---------- STORED RECORDS

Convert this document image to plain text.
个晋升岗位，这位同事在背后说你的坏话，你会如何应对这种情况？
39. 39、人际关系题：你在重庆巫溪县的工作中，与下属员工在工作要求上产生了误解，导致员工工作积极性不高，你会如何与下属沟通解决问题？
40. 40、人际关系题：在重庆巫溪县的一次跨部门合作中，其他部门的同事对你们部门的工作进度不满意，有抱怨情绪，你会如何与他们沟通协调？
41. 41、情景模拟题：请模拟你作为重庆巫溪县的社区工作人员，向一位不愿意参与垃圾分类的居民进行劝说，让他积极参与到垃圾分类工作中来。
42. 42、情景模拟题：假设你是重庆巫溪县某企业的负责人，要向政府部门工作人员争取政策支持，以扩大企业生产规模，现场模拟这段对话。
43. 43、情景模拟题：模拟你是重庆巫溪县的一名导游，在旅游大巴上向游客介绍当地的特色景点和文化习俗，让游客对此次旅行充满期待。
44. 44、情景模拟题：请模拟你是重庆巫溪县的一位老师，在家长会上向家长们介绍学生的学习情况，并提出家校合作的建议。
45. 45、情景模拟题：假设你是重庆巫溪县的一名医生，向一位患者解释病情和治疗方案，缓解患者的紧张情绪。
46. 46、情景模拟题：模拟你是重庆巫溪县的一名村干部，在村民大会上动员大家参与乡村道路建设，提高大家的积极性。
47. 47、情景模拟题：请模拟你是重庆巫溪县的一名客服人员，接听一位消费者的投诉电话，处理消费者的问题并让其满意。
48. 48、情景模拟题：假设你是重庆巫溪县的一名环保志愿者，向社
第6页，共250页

--------------------

• [OBJECTIVE]
Wherever a line in the data above holds "人际关系题", copy that line.

• [SOLUTION TO THIS TASK]
39. 39、人际关系题：你在重庆巫溪县的工作中，与下属员工在工作要求上产生了误解，导致员工工作积极性不高，你会如何与下属沟通解决问题？
40. 40、人际关系题：在重庆巫溪县的一次跨部门合作中，其他部门的同事对你们部门的工作进度不满意，有抱怨情绪，你会如何与他们沟通协调？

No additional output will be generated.